> **Set problem**: Set every record down verbatim and omit the pictures.

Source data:

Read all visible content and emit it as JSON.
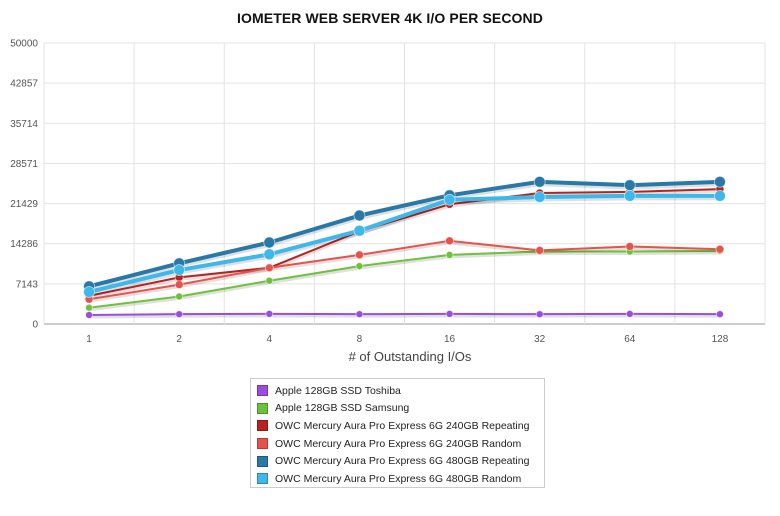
{
  "chart_data": {
    "type": "line",
    "title": "IOMETER WEB SERVER 4K I/O PER SECOND",
    "xlabel": "# of Outstanding I/Os",
    "ylabel": "",
    "x": [
      "1",
      "2",
      "4",
      "8",
      "16",
      "32",
      "64",
      "128"
    ],
    "y_ticks": [
      "0",
      "7143",
      "14286",
      "21429",
      "28571",
      "35714",
      "42857",
      "50000"
    ],
    "ylim": [
      0,
      50000
    ],
    "grid": true,
    "legend_placement": "bottom",
    "series": [
      {
        "name": "Apple 128GB SSD Toshiba",
        "color": "#9b4de0",
        "values": [
          1600,
          1750,
          1800,
          1750,
          1800,
          1750,
          1800,
          1750
        ]
      },
      {
        "name": "Apple 128GB SSD Samsung",
        "color": "#6ec13a",
        "values": [
          2900,
          4900,
          7700,
          10300,
          12300,
          12900,
          12900,
          13000
        ]
      },
      {
        "name": "OWC Mercury Aura Pro Express 6G 240GB Repeating",
        "color": "#b7231e",
        "values": [
          5000,
          8300,
          10000,
          16500,
          21300,
          23300,
          23500,
          24000
        ]
      },
      {
        "name": "OWC Mercury Aura Pro Express 6G 240GB Random",
        "color": "#e8524a",
        "values": [
          4400,
          7000,
          10000,
          12300,
          14800,
          13100,
          13800,
          13300
        ]
      },
      {
        "name": "OWC Mercury Aura Pro Express 6G 480GB Repeating",
        "color": "#2878a8",
        "values": [
          6700,
          10800,
          14500,
          19300,
          22900,
          25300,
          24700,
          25300
        ]
      },
      {
        "name": "OWC Mercury Aura Pro Express 6G 480GB Random",
        "color": "#3eb7ea",
        "values": [
          5700,
          9600,
          12400,
          16600,
          22100,
          22600,
          22800,
          22800
        ]
      }
    ]
  }
}
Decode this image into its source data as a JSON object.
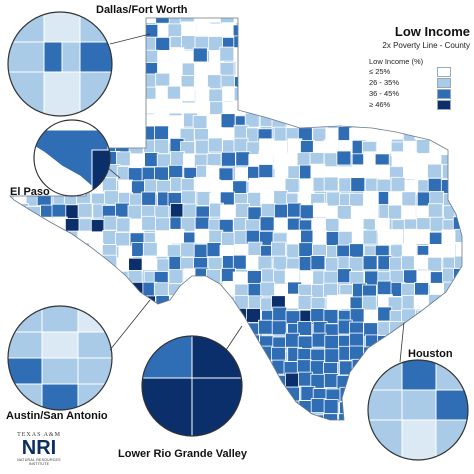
{
  "map": {
    "title": "Low Income",
    "subtitle": "2x Poverty Line - County",
    "legend_heading": "Low Income (%)",
    "legend": [
      {
        "label": "≤ 25%",
        "color": "#ffffff"
      },
      {
        "label": "26 - 35%",
        "color": "#a9cbe8"
      },
      {
        "label": "36 - 45%",
        "color": "#2f6db5"
      },
      {
        "label": "≥ 46%",
        "color": "#0a2f6b"
      }
    ],
    "insets": {
      "dallas": "Dallas/Fort Worth",
      "elpaso": "El Paso",
      "austin": "Austin/San Antonio",
      "rgv": "Lower Rio Grande Valley",
      "houston": "Houston"
    },
    "logo": {
      "line1": "TEXAS A&M",
      "line2": "NRI",
      "line3": "NATURAL RESOURCES INSTITUTE"
    },
    "colors": {
      "border": "#ffffff",
      "outline": "#6b7a8a",
      "inset_ring": "#333333"
    }
  }
}
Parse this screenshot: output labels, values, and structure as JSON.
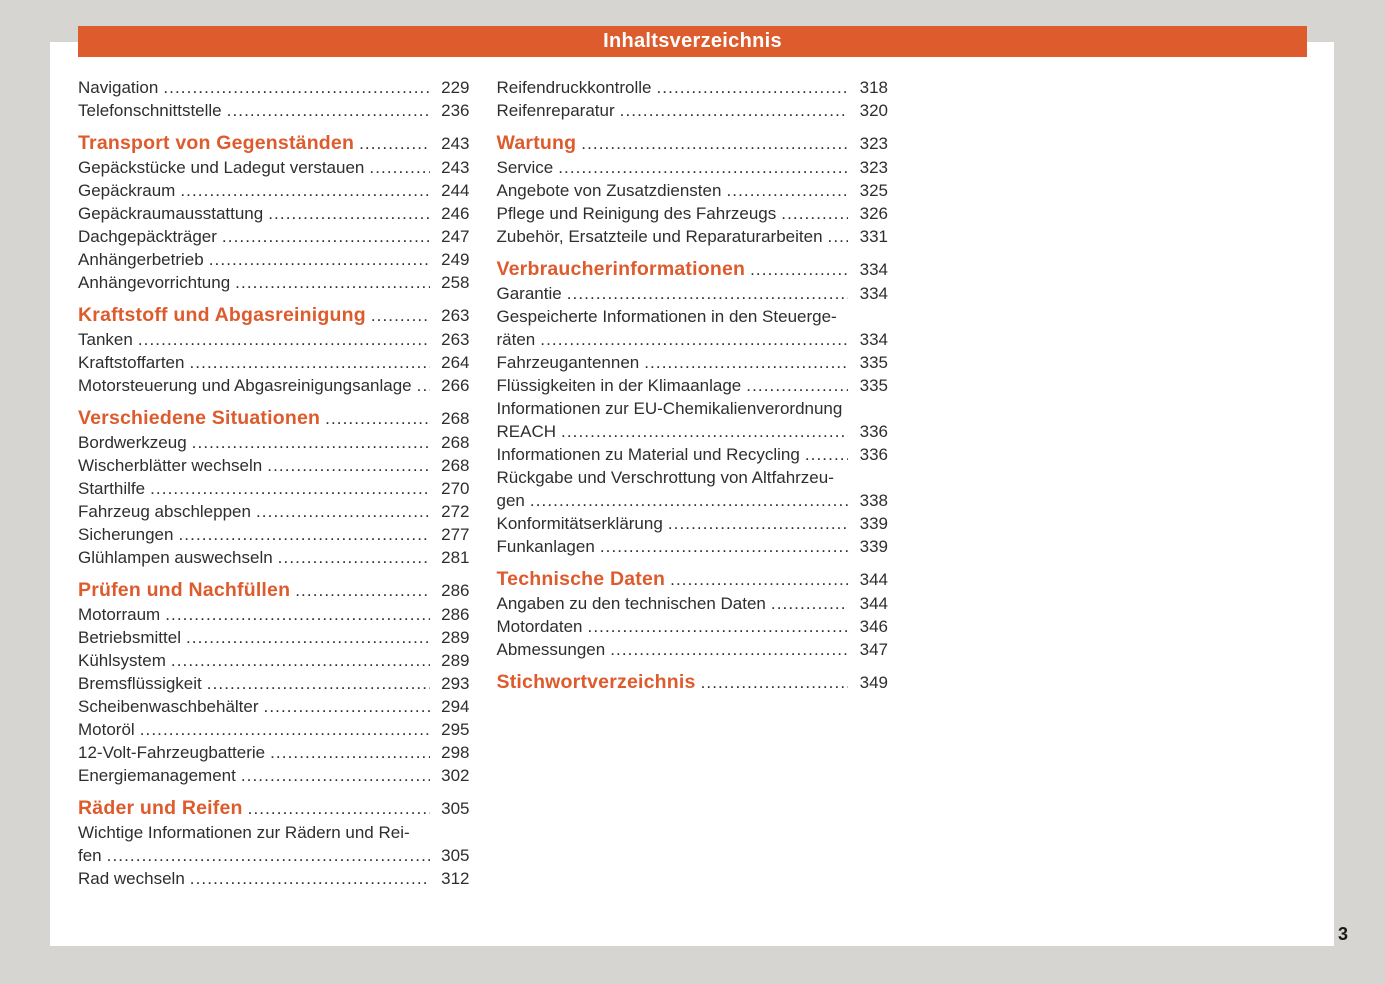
{
  "header": {
    "title": "Inhaltsverzeichnis"
  },
  "footer": {
    "page_number": "3"
  },
  "colors": {
    "accent": "#DD5B2C",
    "canvas_background": "#D6D5D2",
    "page_background": "#FFFFFF",
    "text": "#2E2E2E",
    "header_text": "#FFFFFF"
  },
  "toc": {
    "columns": [
      {
        "blocks": [
          {
            "heading": null,
            "items": [
              {
                "label": "Navigation",
                "page": "229"
              },
              {
                "label": "Telefonschnittstelle",
                "page": "236"
              }
            ]
          },
          {
            "heading": {
              "label": "Transport von Gegenständen",
              "page": "243"
            },
            "items": [
              {
                "label": "Gepäckstücke und Ladegut verstauen",
                "page": "243"
              },
              {
                "label": "Gepäckraum",
                "page": "244"
              },
              {
                "label": "Gepäckraumausstattung",
                "page": "246"
              },
              {
                "label": "Dachgepäckträger",
                "page": "247"
              },
              {
                "label": "Anhängerbetrieb",
                "page": "249"
              },
              {
                "label": "Anhängevorrichtung",
                "page": "258"
              }
            ]
          },
          {
            "heading": {
              "label": "Kraftstoff und Abgasreinigung",
              "page": "263"
            },
            "items": [
              {
                "label": "Tanken",
                "page": "263"
              },
              {
                "label": "Kraftstoffarten",
                "page": "264"
              },
              {
                "label": "Motorsteuerung und Abgasreinigungsanlage",
                "page": "266"
              }
            ]
          },
          {
            "heading": {
              "label": "Verschiedene Situationen",
              "page": "268"
            },
            "items": [
              {
                "label": "Bordwerkzeug",
                "page": "268"
              },
              {
                "label": "Wischerblätter wechseln",
                "page": "268"
              },
              {
                "label": "Starthilfe",
                "page": "270"
              },
              {
                "label": "Fahrzeug abschleppen",
                "page": "272"
              },
              {
                "label": "Sicherungen",
                "page": "277"
              },
              {
                "label": "Glühlampen auswechseln",
                "page": "281"
              }
            ]
          },
          {
            "heading": {
              "label": "Prüfen und Nachfüllen",
              "page": "286"
            },
            "items": [
              {
                "label": "Motorraum",
                "page": "286"
              },
              {
                "label": "Betriebsmittel",
                "page": "289"
              },
              {
                "label": "Kühlsystem",
                "page": "289"
              },
              {
                "label": "Bremsflüssigkeit",
                "page": "293"
              },
              {
                "label": "Scheibenwaschbehälter",
                "page": "294"
              },
              {
                "label": "Motoröl",
                "page": "295"
              },
              {
                "label": "12-Volt-Fahrzeugbatterie",
                "page": "298"
              },
              {
                "label": "Energiemanagement",
                "page": "302"
              }
            ]
          },
          {
            "heading": {
              "label": "Räder und Reifen",
              "page": "305"
            },
            "items": [
              {
                "lines": [
                  "Wichtige Informationen zur Rädern und Rei-",
                  "fen"
                ],
                "page": "305"
              },
              {
                "label": "Rad wechseln",
                "page": "312"
              }
            ]
          }
        ]
      },
      {
        "blocks": [
          {
            "heading": null,
            "items": [
              {
                "label": "Reifendruckkontrolle",
                "page": "318"
              },
              {
                "label": "Reifenreparatur",
                "page": "320"
              }
            ]
          },
          {
            "heading": {
              "label": "Wartung",
              "page": "323"
            },
            "items": [
              {
                "label": "Service",
                "page": "323"
              },
              {
                "label": "Angebote von Zusatzdiensten",
                "page": "325"
              },
              {
                "label": "Pflege und Reinigung des Fahrzeugs",
                "page": "326"
              },
              {
                "label": "Zubehör, Ersatzteile und Reparaturarbeiten",
                "page": "331"
              }
            ]
          },
          {
            "heading": {
              "label": "Verbraucherinformationen",
              "page": "334"
            },
            "items": [
              {
                "label": "Garantie",
                "page": "334"
              },
              {
                "lines": [
                  "Gespeicherte Informationen in den Steuerge-",
                  "räten"
                ],
                "page": "334"
              },
              {
                "label": "Fahrzeugantennen",
                "page": "335"
              },
              {
                "label": "Flüssigkeiten in der Klimaanlage",
                "page": "335"
              },
              {
                "lines": [
                  "Informationen zur EU-Chemikalienverordnung",
                  "REACH"
                ],
                "page": "336"
              },
              {
                "label": "Informationen zu Material und Recycling",
                "page": "336"
              },
              {
                "lines": [
                  "Rückgabe und Verschrottung von Altfahrzeu-",
                  "gen"
                ],
                "page": "338"
              },
              {
                "label": "Konformitätserklärung",
                "page": "339"
              },
              {
                "label": "Funkanlagen",
                "page": "339"
              }
            ]
          },
          {
            "heading": {
              "label": "Technische Daten",
              "page": "344"
            },
            "items": [
              {
                "label": "Angaben zu den technischen Daten",
                "page": "344"
              },
              {
                "label": "Motordaten",
                "page": "346"
              },
              {
                "label": "Abmessungen",
                "page": "347"
              }
            ]
          },
          {
            "heading": {
              "label": "Stichwortverzeichnis",
              "page": "349"
            },
            "items": []
          }
        ]
      }
    ]
  }
}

> **Answer to this task**:
Read all visible content and emit it as JSON.
{
  "chart_data": {
    "type": "line",
    "title": "IOMETER WEB SERVER 4K I/O PER SECOND",
    "xlabel": "# of Outstanding I/Os",
    "ylabel": "",
    "x": [
      "1",
      "2",
      "4",
      "8",
      "16",
      "32",
      "64",
      "128"
    ],
    "y_ticks": [
      "0",
      "7143",
      "14286",
      "21429",
      "28571",
      "35714",
      "42857",
      "50000"
    ],
    "ylim": [
      0,
      50000
    ],
    "grid": true,
    "legend_placement": "bottom",
    "series": [
      {
        "name": "Apple 128GB SSD Toshiba",
        "color": "#9b4de0",
        "values": [
          1600,
          1750,
          1800,
          1750,
          1800,
          1750,
          1800,
          1750
        ]
      },
      {
        "name": "Apple 128GB SSD Samsung",
        "color": "#6ec13a",
        "values": [
          2900,
          4900,
          7700,
          10300,
          12300,
          12900,
          12900,
          13000
        ]
      },
      {
        "name": "OWC Mercury Aura Pro Express 6G 240GB Repeating",
        "color": "#b7231e",
        "values": [
          5000,
          8300,
          10000,
          16500,
          21300,
          23300,
          23500,
          24000
        ]
      },
      {
        "name": "OWC Mercury Aura Pro Express 6G 240GB Random",
        "color": "#e8524a",
        "values": [
          4400,
          7000,
          10000,
          12300,
          14800,
          13100,
          13800,
          13300
        ]
      },
      {
        "name": "OWC Mercury Aura Pro Express 6G 480GB Repeating",
        "color": "#2878a8",
        "values": [
          6700,
          10800,
          14500,
          19300,
          22900,
          25300,
          24700,
          25300
        ]
      },
      {
        "name": "OWC Mercury Aura Pro Express 6G 480GB Random",
        "color": "#3eb7ea",
        "values": [
          5700,
          9600,
          12400,
          16600,
          22100,
          22600,
          22800,
          22800
        ]
      }
    ]
  }
}
Decode this image into its source data as a JSON object.
{
  "map": {
    "title": "Low Income",
    "subtitle": "2x Poverty Line - County",
    "legend_heading": "Low Income (%)",
    "legend": [
      {
        "label": "≤ 25%",
        "color": "#ffffff"
      },
      {
        "label": "26 - 35%",
        "color": "#a9cbe8"
      },
      {
        "label": "36 - 45%",
        "color": "#2f6db5"
      },
      {
        "label": "≥ 46%",
        "color": "#0a2f6b"
      }
    ],
    "insets": {
      "dallas": "Dallas/Fort Worth",
      "elpaso": "El Paso",
      "austin": "Austin/San Antonio",
      "rgv": "Lower Rio Grande Valley",
      "houston": "Houston"
    },
    "logo": {
      "line1": "TEXAS A&M",
      "line2": "NRI",
      "line3": "NATURAL RESOURCES INSTITUTE"
    },
    "colors": {
      "border": "#ffffff",
      "outline": "#6b7a8a",
      "inset_ring": "#333333"
    }
  }
}
Parse this screenshot: output labels, values, and structure as JSON.
{
  "header": {
    "title": "Inhaltsverzeichnis"
  },
  "footer": {
    "page_number": "3"
  },
  "colors": {
    "accent": "#DD5B2C",
    "canvas_background": "#D6D5D2",
    "page_background": "#FFFFFF",
    "text": "#2E2E2E",
    "header_text": "#FFFFFF"
  },
  "toc": {
    "columns": [
      {
        "blocks": [
          {
            "heading": null,
            "items": [
              {
                "label": "Navigation",
                "page": "229"
              },
              {
                "label": "Telefonschnittstelle",
                "page": "236"
              }
            ]
          },
          {
            "heading": {
              "label": "Transport von Gegenständen",
              "page": "243"
            },
            "items": [
              {
                "label": "Gepäckstücke und Ladegut verstauen",
                "page": "243"
              },
              {
                "label": "Gepäckraum",
                "page": "244"
              },
              {
                "label": "Gepäckraumausstattung",
                "page": "246"
              },
              {
                "label": "Dachgepäckträger",
                "page": "247"
              },
              {
                "label": "Anhängerbetrieb",
                "page": "249"
              },
              {
                "label": "Anhängevorrichtung",
                "page": "258"
              }
            ]
          },
          {
            "heading": {
              "label": "Kraftstoff und Abgasreinigung",
              "page": "263"
            },
            "items": [
              {
                "label": "Tanken",
                "page": "263"
              },
              {
                "label": "Kraftstoffarten",
                "page": "264"
              },
              {
                "label": "Motorsteuerung und Abgasreinigungsanlage",
                "page": "266"
              }
            ]
          },
          {
            "heading": {
              "label": "Verschiedene Situationen",
              "page": "268"
            },
            "items": [
              {
                "label": "Bordwerkzeug",
                "page": "268"
              },
              {
                "label": "Wischerblätter wechseln",
                "page": "268"
              },
              {
                "label": "Starthilfe",
                "page": "270"
              },
              {
                "label": "Fahrzeug abschleppen",
                "page": "272"
              },
              {
                "label": "Sicherungen",
                "page": "277"
              },
              {
                "label": "Glühlampen auswechseln",
                "page": "281"
              }
            ]
          },
          {
            "heading": {
              "label": "Prüfen und Nachfüllen",
              "page": "286"
            },
            "items": [
              {
                "label": "Motorraum",
                "page": "286"
              },
              {
                "label": "Betriebsmittel",
                "page": "289"
              },
              {
                "label": "Kühlsystem",
                "page": "289"
              },
              {
                "label": "Bremsflüssigkeit",
                "page": "293"
              },
              {
                "label": "Scheibenwaschbehälter",
                "page": "294"
              },
              {
                "label": "Motoröl",
                "page": "295"
              },
              {
                "label": "12-Volt-Fahrzeugbatterie",
                "page": "298"
              },
              {
                "label": "Energiemanagement",
                "page": "302"
              }
            ]
          },
          {
            "heading": {
              "label": "Räder und Reifen",
              "page": "305"
            },
            "items": [
              {
                "lines": [
                  "Wichtige Informationen zur Rädern und Rei-",
                  "fen"
                ],
                "page": "305"
              },
              {
                "label": "Rad wechseln",
                "page": "312"
              }
            ]
          }
        ]
      },
      {
        "blocks": [
          {
            "heading": null,
            "items": [
              {
                "label": "Reifendruckkontrolle",
                "page": "318"
              },
              {
                "label": "Reifenreparatur",
                "page": "320"
              }
            ]
          },
          {
            "heading": {
              "label": "Wartung",
              "page": "323"
            },
            "items": [
              {
                "label": "Service",
                "page": "323"
              },
              {
                "label": "Angebote von Zusatzdiensten",
                "page": "325"
              },
              {
                "label": "Pflege und Reinigung des Fahrzeugs",
                "page": "326"
              },
              {
                "label": "Zubehör, Ersatzteile und Reparaturarbeiten",
                "page": "331"
              }
            ]
          },
          {
            "heading": {
              "label": "Verbraucherinformationen",
              "page": "334"
            },
            "items": [
              {
                "label": "Garantie",
                "page": "334"
              },
              {
                "lines": [
                  "Gespeicherte Informationen in den Steuerge-",
                  "räten"
                ],
                "page": "334"
              },
              {
                "label": "Fahrzeugantennen",
                "page": "335"
              },
              {
                "label": "Flüssigkeiten in der Klimaanlage",
                "page": "335"
              },
              {
                "lines": [
                  "Informationen zur EU-Chemikalienverordnung",
                  "REACH"
                ],
                "page": "336"
              },
              {
                "label": "Informationen zu Material und Recycling",
                "page": "336"
              },
              {
                "lines": [
                  "Rückgabe und Verschrottung von Altfahrzeu-",
                  "gen"
                ],
                "page": "338"
              },
              {
                "label": "Konformitätserklärung",
                "page": "339"
              },
              {
                "label": "Funkanlagen",
                "page": "339"
              }
            ]
          },
          {
            "heading": {
              "label": "Technische Daten",
              "page": "344"
            },
            "items": [
              {
                "label": "Angaben zu den technischen Daten",
                "page": "344"
              },
              {
                "label": "Motordaten",
                "page": "346"
              },
              {
                "label": "Abmessungen",
                "page": "347"
              }
            ]
          },
          {
            "heading": {
              "label": "Stichwortverzeichnis",
              "page": "349"
            },
            "items": []
          }
        ]
      }
    ]
  }
}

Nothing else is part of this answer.